◆ **INFORMATION PROVIDED**
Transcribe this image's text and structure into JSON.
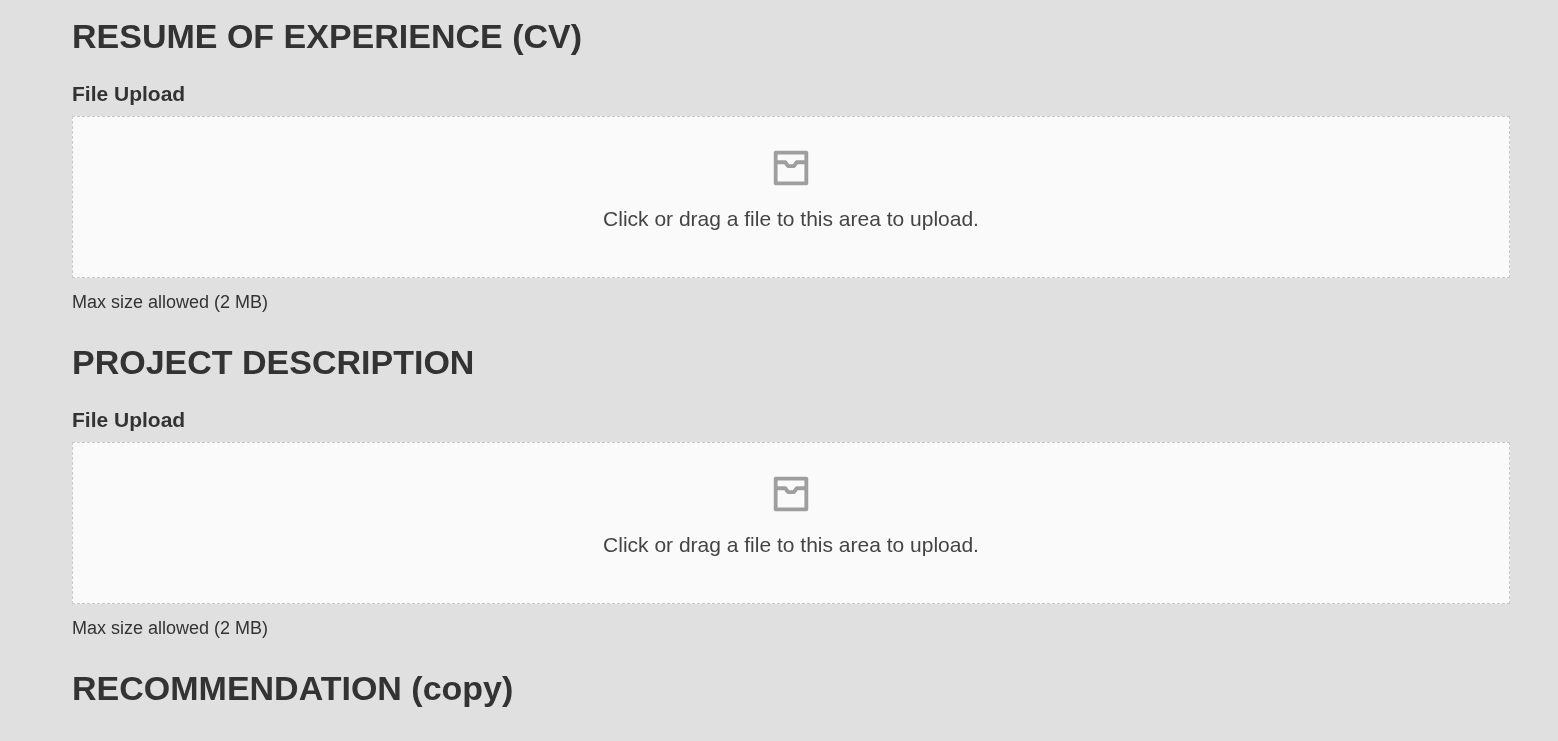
{
  "sections": [
    {
      "heading": "RESUME OF EXPERIENCE (CV)",
      "upload": {
        "label": "File Upload",
        "prompt": "Click or drag a file to this area to upload.",
        "hint": "Max size allowed (2 MB)"
      }
    },
    {
      "heading": "PROJECT DESCRIPTION",
      "upload": {
        "label": "File Upload",
        "prompt": "Click or drag a file to this area to upload.",
        "hint": "Max size allowed (2 MB)"
      }
    },
    {
      "heading": "RECOMMENDATION (copy)"
    }
  ]
}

◆ **WORK INSTRUCTIONS**
Every entry should be returned exactly as written, minus the pictures.

◆ **THE RESPONSE**
Transcribe this image's text and structure into JSON.
{
  "sections": [
    {
      "heading": "RESUME OF EXPERIENCE (CV)",
      "upload": {
        "label": "File Upload",
        "prompt": "Click or drag a file to this area to upload.",
        "hint": "Max size allowed (2 MB)"
      }
    },
    {
      "heading": "PROJECT DESCRIPTION",
      "upload": {
        "label": "File Upload",
        "prompt": "Click or drag a file to this area to upload.",
        "hint": "Max size allowed (2 MB)"
      }
    },
    {
      "heading": "RECOMMENDATION (copy)"
    }
  ]
}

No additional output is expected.